Objective: Write out the records that appear below, verbatim and complete, but without pictures.

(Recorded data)
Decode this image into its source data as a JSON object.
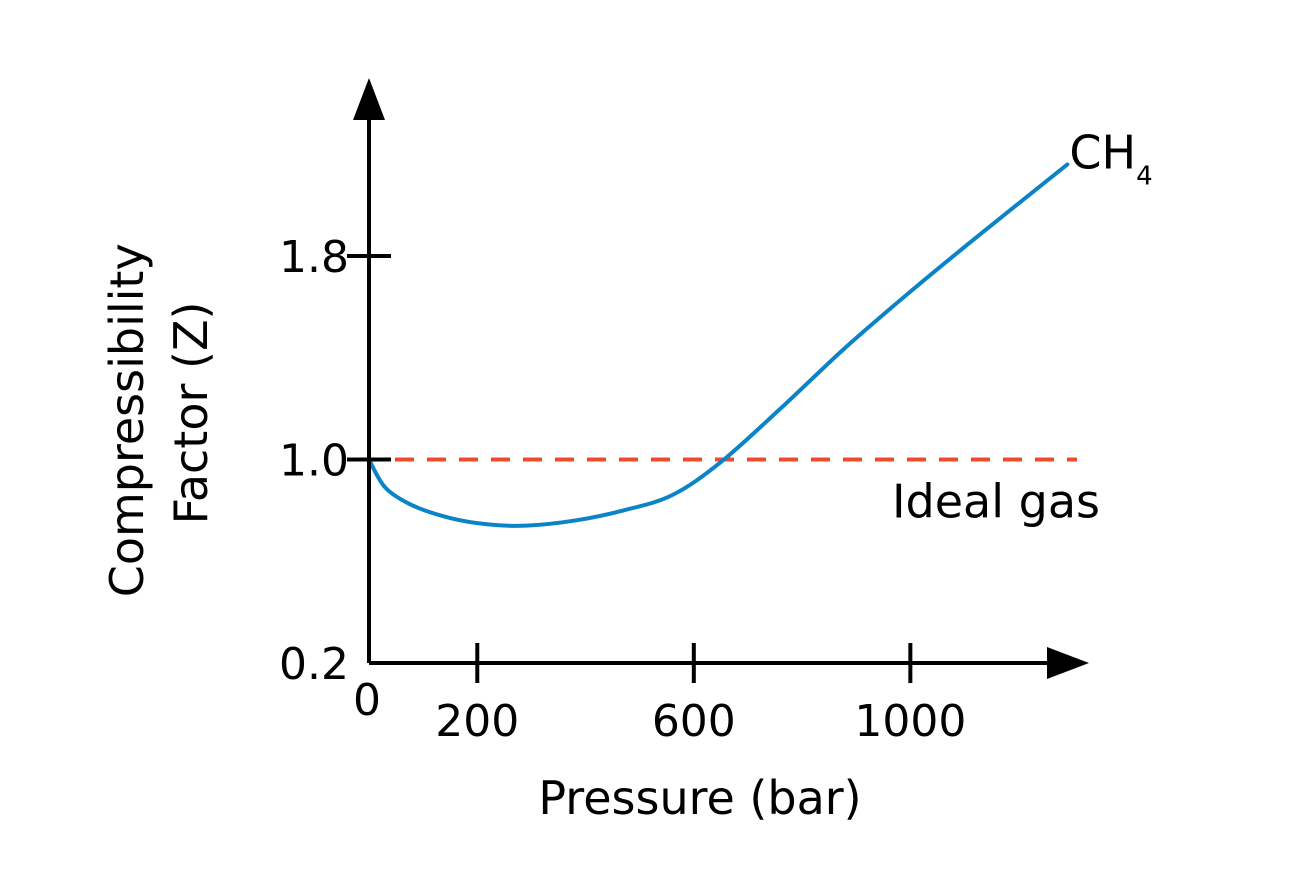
{
  "chart_data": {
    "type": "line",
    "title": "",
    "xlabel": "Pressure (bar)",
    "ylabel_lines": [
      "Compressibility",
      "Factor (Z)"
    ],
    "origin_label": "0",
    "xticks": [
      200,
      600,
      1000
    ],
    "yticks": [
      0.2,
      1.0,
      1.8
    ],
    "xlim": [
      0,
      1330
    ],
    "ylim": [
      0.2,
      2.5
    ],
    "grid": false,
    "legend": "none",
    "series": [
      {
        "name": "CH",
        "name_subscript": "4",
        "color": "#0a84c6",
        "x": [
          0,
          30,
          80,
          150,
          220,
          290,
          380,
          470,
          560,
          650,
          760,
          880,
          1000,
          1120,
          1290
        ],
        "y": [
          1.0,
          0.89,
          0.82,
          0.77,
          0.745,
          0.74,
          0.76,
          0.8,
          0.86,
          0.99,
          1.2,
          1.44,
          1.66,
          1.87,
          2.16
        ]
      }
    ],
    "reference_lines": [
      {
        "label": "Ideal gas",
        "y": 1.0,
        "x_start": 0,
        "x_end": 1330,
        "color": "#f04a2c"
      }
    ]
  }
}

Worked answer:
Decode this image into its source data as a JSON object.
{
  "chart_data": {
    "type": "line",
    "title": "",
    "xlabel": "Pressure (bar)",
    "ylabel_lines": [
      "Compressibility",
      "Factor (Z)"
    ],
    "origin_label": "0",
    "xticks": [
      200,
      600,
      1000
    ],
    "yticks": [
      0.2,
      1.0,
      1.8
    ],
    "xlim": [
      0,
      1330
    ],
    "ylim": [
      0.2,
      2.5
    ],
    "grid": false,
    "legend": "none",
    "series": [
      {
        "name": "CH",
        "name_subscript": "4",
        "color": "#0a84c6",
        "x": [
          0,
          30,
          80,
          150,
          220,
          290,
          380,
          470,
          560,
          650,
          760,
          880,
          1000,
          1120,
          1290
        ],
        "y": [
          1.0,
          0.89,
          0.82,
          0.77,
          0.745,
          0.74,
          0.76,
          0.8,
          0.86,
          0.99,
          1.2,
          1.44,
          1.66,
          1.87,
          2.16
        ]
      }
    ],
    "reference_lines": [
      {
        "label": "Ideal gas",
        "y": 1.0,
        "x_start": 0,
        "x_end": 1330,
        "color": "#f04a2c"
      }
    ]
  }
}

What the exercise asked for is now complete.